Record set:

----

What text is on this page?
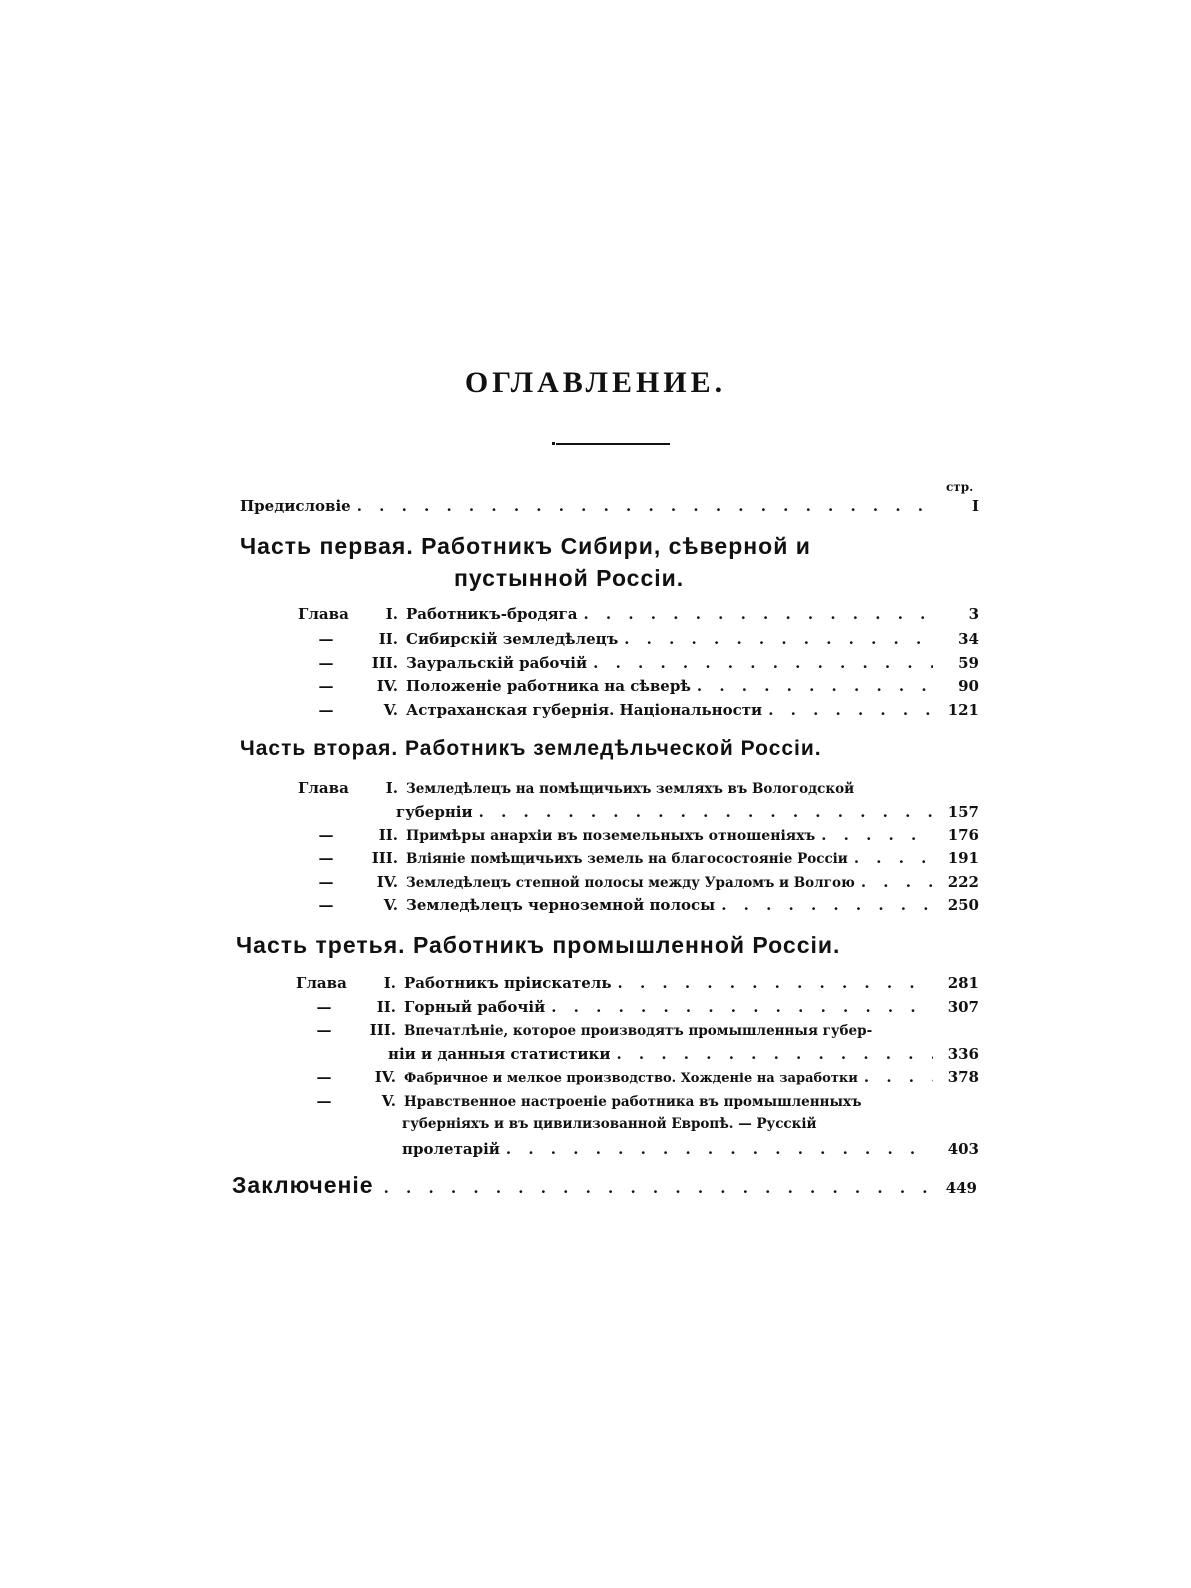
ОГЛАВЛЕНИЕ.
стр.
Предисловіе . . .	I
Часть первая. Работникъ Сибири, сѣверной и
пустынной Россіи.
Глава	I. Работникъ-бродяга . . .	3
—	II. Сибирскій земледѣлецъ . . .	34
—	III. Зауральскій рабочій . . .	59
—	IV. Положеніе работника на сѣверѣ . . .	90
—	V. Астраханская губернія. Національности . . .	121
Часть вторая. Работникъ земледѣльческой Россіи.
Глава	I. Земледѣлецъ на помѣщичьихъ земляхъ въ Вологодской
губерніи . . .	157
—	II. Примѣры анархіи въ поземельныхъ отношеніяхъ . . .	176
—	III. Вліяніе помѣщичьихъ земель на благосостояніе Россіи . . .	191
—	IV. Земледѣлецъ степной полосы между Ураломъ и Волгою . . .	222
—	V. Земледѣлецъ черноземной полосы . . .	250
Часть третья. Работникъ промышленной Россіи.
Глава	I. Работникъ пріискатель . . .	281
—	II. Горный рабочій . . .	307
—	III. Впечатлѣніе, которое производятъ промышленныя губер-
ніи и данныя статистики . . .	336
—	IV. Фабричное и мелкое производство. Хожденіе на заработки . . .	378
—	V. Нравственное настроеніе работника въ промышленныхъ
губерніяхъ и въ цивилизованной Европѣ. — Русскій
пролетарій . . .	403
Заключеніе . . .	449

----

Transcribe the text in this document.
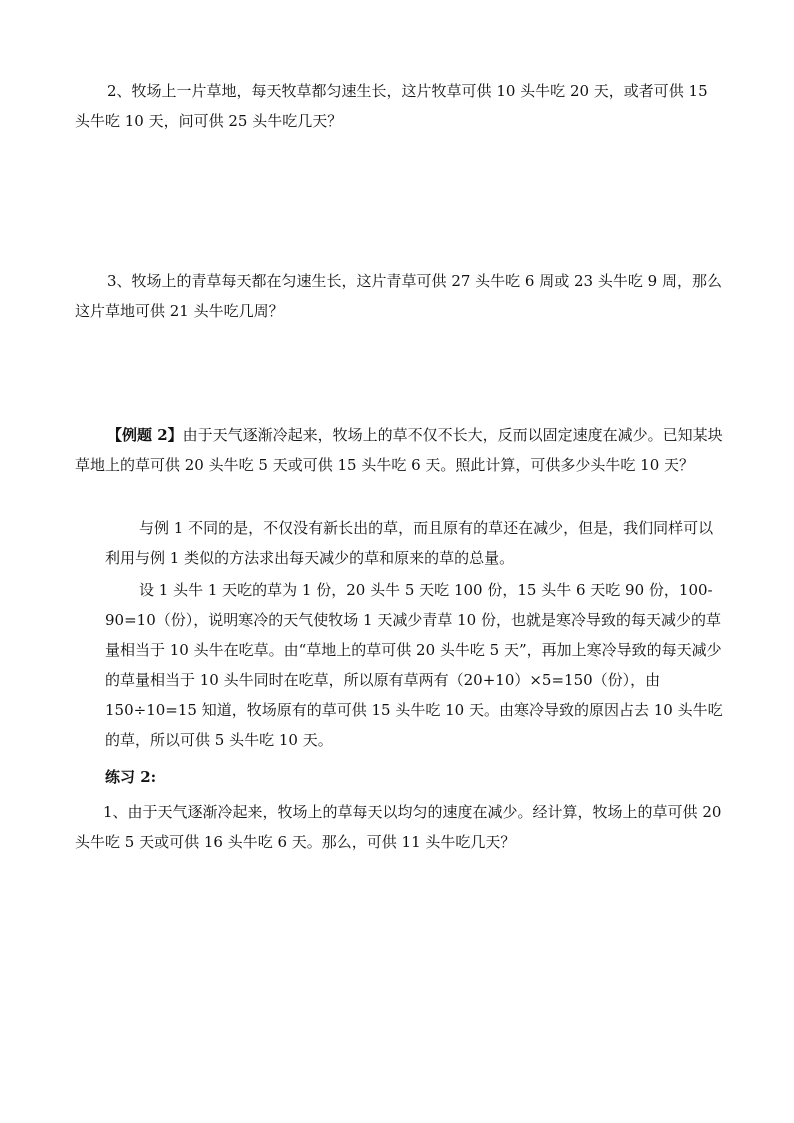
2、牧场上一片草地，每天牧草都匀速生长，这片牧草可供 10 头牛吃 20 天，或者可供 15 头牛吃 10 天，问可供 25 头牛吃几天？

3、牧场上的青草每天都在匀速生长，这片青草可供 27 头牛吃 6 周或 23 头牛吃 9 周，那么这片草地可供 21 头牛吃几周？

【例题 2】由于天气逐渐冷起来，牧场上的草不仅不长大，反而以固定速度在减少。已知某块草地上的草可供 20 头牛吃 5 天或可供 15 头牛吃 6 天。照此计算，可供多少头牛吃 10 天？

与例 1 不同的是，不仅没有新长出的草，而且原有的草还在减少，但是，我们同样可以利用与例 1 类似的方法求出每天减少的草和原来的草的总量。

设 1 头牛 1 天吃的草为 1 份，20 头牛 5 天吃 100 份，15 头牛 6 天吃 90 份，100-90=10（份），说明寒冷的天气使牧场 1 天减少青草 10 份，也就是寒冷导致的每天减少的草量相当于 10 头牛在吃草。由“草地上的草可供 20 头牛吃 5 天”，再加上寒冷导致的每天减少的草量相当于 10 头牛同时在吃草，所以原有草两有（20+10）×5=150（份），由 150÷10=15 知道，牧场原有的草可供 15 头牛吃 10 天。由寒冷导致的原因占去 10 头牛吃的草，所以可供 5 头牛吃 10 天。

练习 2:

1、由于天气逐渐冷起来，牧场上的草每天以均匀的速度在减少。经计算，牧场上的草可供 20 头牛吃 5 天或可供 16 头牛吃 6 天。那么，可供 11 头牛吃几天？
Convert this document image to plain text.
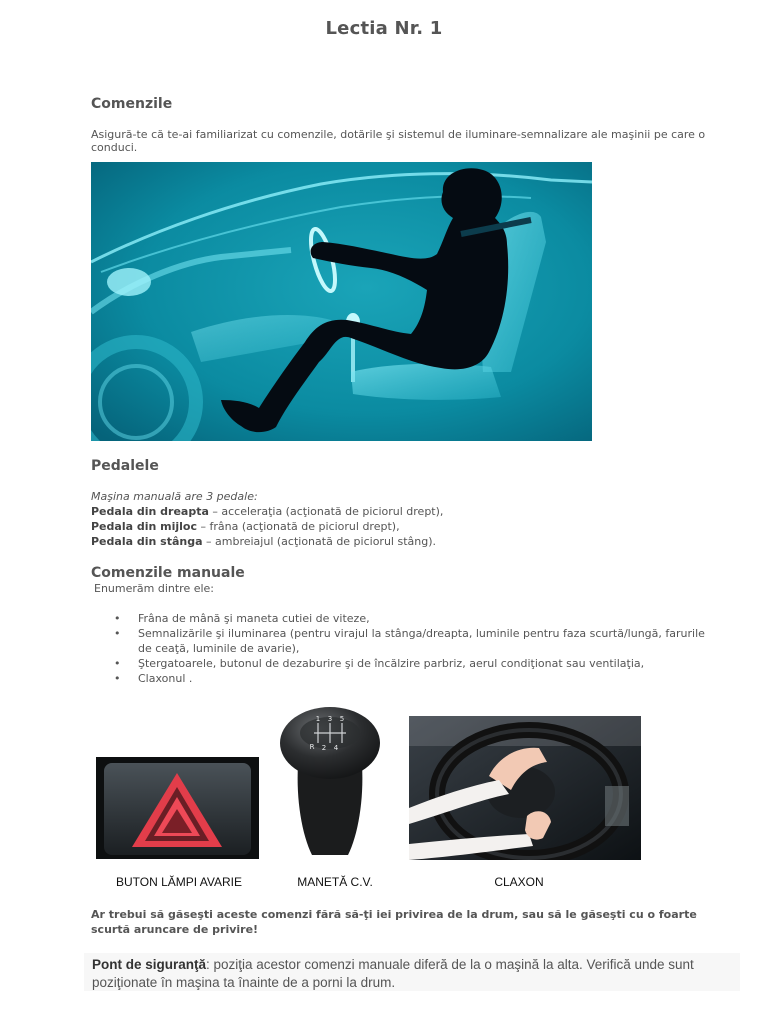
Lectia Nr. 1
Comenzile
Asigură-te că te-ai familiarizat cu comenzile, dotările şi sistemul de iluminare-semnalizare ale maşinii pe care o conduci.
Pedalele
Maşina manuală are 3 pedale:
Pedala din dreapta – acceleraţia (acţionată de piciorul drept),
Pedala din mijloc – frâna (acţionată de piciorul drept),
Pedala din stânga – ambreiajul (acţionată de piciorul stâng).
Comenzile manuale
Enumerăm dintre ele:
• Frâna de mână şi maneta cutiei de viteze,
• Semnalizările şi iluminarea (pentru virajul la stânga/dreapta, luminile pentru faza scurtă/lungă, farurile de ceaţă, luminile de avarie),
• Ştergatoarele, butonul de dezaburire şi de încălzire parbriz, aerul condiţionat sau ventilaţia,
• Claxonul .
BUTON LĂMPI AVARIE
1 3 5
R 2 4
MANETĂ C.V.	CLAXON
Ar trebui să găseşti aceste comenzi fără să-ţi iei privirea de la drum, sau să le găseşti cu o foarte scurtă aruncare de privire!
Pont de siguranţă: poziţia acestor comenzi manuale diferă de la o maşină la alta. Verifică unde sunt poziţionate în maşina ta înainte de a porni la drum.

----

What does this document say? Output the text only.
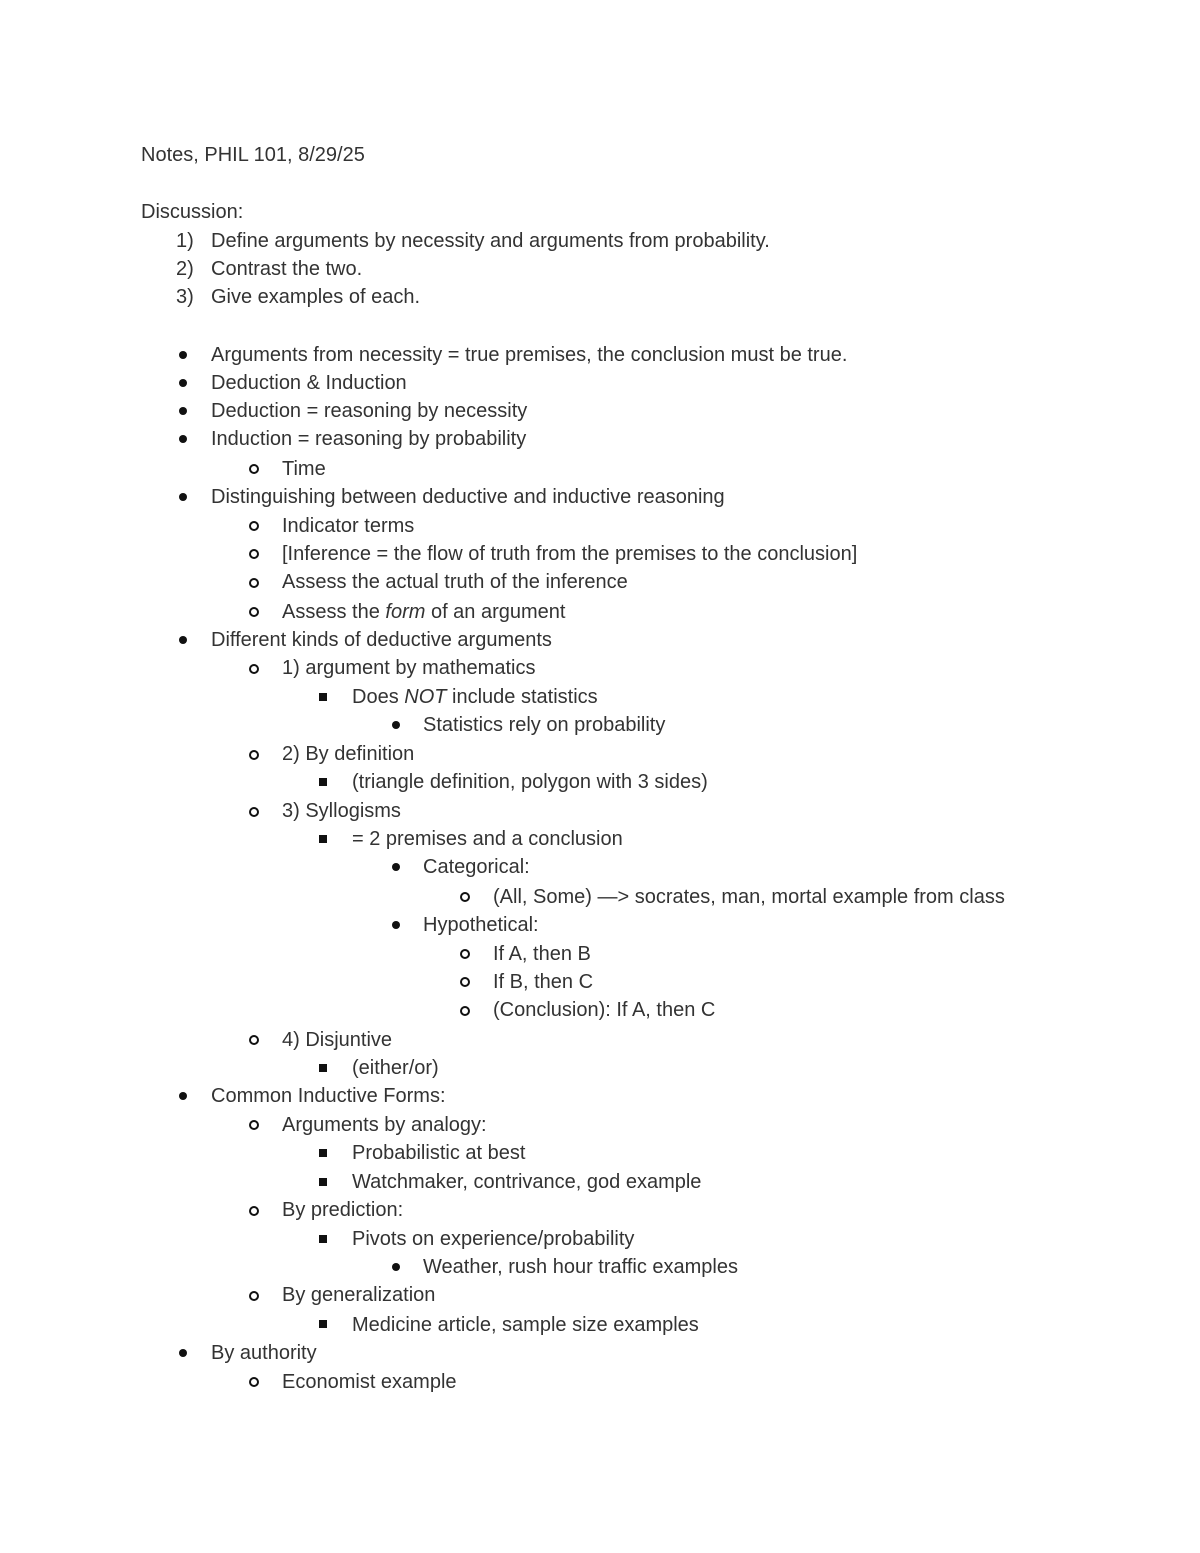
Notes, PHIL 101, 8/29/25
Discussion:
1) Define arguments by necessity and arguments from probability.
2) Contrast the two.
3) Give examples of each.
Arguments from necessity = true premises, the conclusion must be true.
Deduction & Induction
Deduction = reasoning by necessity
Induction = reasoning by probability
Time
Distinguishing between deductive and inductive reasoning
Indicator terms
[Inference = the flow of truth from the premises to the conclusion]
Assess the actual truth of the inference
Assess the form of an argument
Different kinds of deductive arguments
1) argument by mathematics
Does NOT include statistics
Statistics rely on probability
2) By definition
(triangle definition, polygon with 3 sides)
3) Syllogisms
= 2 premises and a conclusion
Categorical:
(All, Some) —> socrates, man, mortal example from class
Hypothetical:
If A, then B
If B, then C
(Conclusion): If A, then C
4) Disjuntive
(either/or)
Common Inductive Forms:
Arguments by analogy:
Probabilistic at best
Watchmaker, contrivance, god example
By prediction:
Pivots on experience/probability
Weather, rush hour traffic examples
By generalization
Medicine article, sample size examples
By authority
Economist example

----

Task to complete: Isolate the lines that hold the word "examples" and copy all of them.

The solution:
3) Give examples of each.
Weather, rush hour traffic examples
Medicine article, sample size examples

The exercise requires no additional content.